#### [Goal]
Could you write out every record below exactly, leaving out any pictures?

#### [Given data]

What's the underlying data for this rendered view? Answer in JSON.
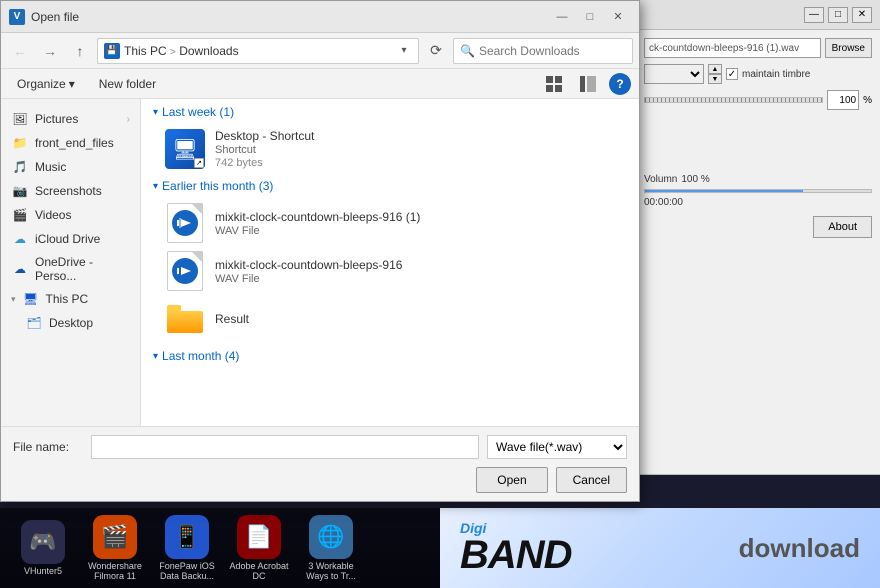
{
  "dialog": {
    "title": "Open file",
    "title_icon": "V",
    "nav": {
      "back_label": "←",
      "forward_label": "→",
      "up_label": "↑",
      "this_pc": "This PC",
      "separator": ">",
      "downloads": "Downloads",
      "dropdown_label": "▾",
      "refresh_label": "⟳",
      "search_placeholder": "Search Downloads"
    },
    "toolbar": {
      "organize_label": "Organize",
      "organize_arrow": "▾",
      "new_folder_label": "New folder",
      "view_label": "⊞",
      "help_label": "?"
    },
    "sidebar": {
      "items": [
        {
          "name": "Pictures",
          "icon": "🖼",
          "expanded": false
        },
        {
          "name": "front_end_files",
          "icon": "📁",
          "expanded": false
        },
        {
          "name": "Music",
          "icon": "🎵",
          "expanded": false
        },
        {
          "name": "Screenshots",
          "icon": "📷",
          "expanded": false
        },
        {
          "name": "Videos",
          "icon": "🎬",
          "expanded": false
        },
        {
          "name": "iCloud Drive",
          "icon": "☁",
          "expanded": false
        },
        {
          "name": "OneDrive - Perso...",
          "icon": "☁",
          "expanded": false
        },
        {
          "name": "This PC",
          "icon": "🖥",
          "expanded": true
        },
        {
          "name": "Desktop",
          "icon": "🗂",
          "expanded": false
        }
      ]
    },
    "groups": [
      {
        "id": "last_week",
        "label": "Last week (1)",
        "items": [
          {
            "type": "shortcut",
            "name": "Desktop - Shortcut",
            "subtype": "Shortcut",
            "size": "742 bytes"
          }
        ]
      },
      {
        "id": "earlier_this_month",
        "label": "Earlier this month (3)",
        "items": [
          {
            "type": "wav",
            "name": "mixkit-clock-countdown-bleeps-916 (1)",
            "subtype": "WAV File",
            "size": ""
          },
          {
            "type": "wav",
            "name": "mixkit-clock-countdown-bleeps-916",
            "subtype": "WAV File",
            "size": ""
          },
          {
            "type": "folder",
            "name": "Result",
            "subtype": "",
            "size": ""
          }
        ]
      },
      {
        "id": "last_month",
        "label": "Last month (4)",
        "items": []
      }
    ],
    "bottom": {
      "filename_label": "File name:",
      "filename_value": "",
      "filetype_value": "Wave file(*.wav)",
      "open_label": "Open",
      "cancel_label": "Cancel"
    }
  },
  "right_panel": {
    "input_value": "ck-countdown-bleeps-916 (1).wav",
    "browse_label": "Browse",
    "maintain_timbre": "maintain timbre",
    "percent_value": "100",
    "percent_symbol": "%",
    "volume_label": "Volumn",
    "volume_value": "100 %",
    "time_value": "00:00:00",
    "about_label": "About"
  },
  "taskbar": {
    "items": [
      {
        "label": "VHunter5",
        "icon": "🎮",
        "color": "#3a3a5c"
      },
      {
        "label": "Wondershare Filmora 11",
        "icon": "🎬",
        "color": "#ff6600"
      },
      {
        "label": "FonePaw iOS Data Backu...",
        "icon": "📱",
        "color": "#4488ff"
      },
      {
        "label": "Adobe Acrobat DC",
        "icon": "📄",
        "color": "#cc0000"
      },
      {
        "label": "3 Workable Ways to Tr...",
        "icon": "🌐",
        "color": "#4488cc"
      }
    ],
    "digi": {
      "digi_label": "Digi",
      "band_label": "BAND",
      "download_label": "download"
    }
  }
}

#### [The completed task]
What's the underlying data for this rendered view? Answer in JSON.
{
  "dialog": {
    "title": "Open file",
    "title_icon": "V",
    "nav": {
      "back_label": "←",
      "forward_label": "→",
      "up_label": "↑",
      "this_pc": "This PC",
      "separator": ">",
      "downloads": "Downloads",
      "dropdown_label": "▾",
      "refresh_label": "⟳",
      "search_placeholder": "Search Downloads"
    },
    "toolbar": {
      "organize_label": "Organize",
      "organize_arrow": "▾",
      "new_folder_label": "New folder",
      "view_label": "⊞",
      "help_label": "?"
    },
    "sidebar": {
      "items": [
        {
          "name": "Pictures",
          "icon": "🖼",
          "expanded": false
        },
        {
          "name": "front_end_files",
          "icon": "📁",
          "expanded": false
        },
        {
          "name": "Music",
          "icon": "🎵",
          "expanded": false
        },
        {
          "name": "Screenshots",
          "icon": "📷",
          "expanded": false
        },
        {
          "name": "Videos",
          "icon": "🎬",
          "expanded": false
        },
        {
          "name": "iCloud Drive",
          "icon": "☁",
          "expanded": false
        },
        {
          "name": "OneDrive - Perso...",
          "icon": "☁",
          "expanded": false
        },
        {
          "name": "This PC",
          "icon": "🖥",
          "expanded": true
        },
        {
          "name": "Desktop",
          "icon": "🗂",
          "expanded": false
        }
      ]
    },
    "groups": [
      {
        "id": "last_week",
        "label": "Last week (1)",
        "items": [
          {
            "type": "shortcut",
            "name": "Desktop - Shortcut",
            "subtype": "Shortcut",
            "size": "742 bytes"
          }
        ]
      },
      {
        "id": "earlier_this_month",
        "label": "Earlier this month (3)",
        "items": [
          {
            "type": "wav",
            "name": "mixkit-clock-countdown-bleeps-916 (1)",
            "subtype": "WAV File",
            "size": ""
          },
          {
            "type": "wav",
            "name": "mixkit-clock-countdown-bleeps-916",
            "subtype": "WAV File",
            "size": ""
          },
          {
            "type": "folder",
            "name": "Result",
            "subtype": "",
            "size": ""
          }
        ]
      },
      {
        "id": "last_month",
        "label": "Last month (4)",
        "items": []
      }
    ],
    "bottom": {
      "filename_label": "File name:",
      "filename_value": "",
      "filetype_value": "Wave file(*.wav)",
      "open_label": "Open",
      "cancel_label": "Cancel"
    }
  },
  "right_panel": {
    "input_value": "ck-countdown-bleeps-916 (1).wav",
    "browse_label": "Browse",
    "maintain_timbre": "maintain timbre",
    "percent_value": "100",
    "percent_symbol": "%",
    "volume_label": "Volumn",
    "volume_value": "100 %",
    "time_value": "00:00:00",
    "about_label": "About"
  },
  "taskbar": {
    "items": [
      {
        "label": "VHunter5",
        "icon": "🎮",
        "color": "#3a3a5c"
      },
      {
        "label": "Wondershare Filmora 11",
        "icon": "🎬",
        "color": "#ff6600"
      },
      {
        "label": "FonePaw iOS Data Backu...",
        "icon": "📱",
        "color": "#4488ff"
      },
      {
        "label": "Adobe Acrobat DC",
        "icon": "📄",
        "color": "#cc0000"
      },
      {
        "label": "3 Workable Ways to Tr...",
        "icon": "🌐",
        "color": "#4488cc"
      }
    ],
    "digi": {
      "digi_label": "Digi",
      "band_label": "BAND",
      "download_label": "download"
    }
  }
}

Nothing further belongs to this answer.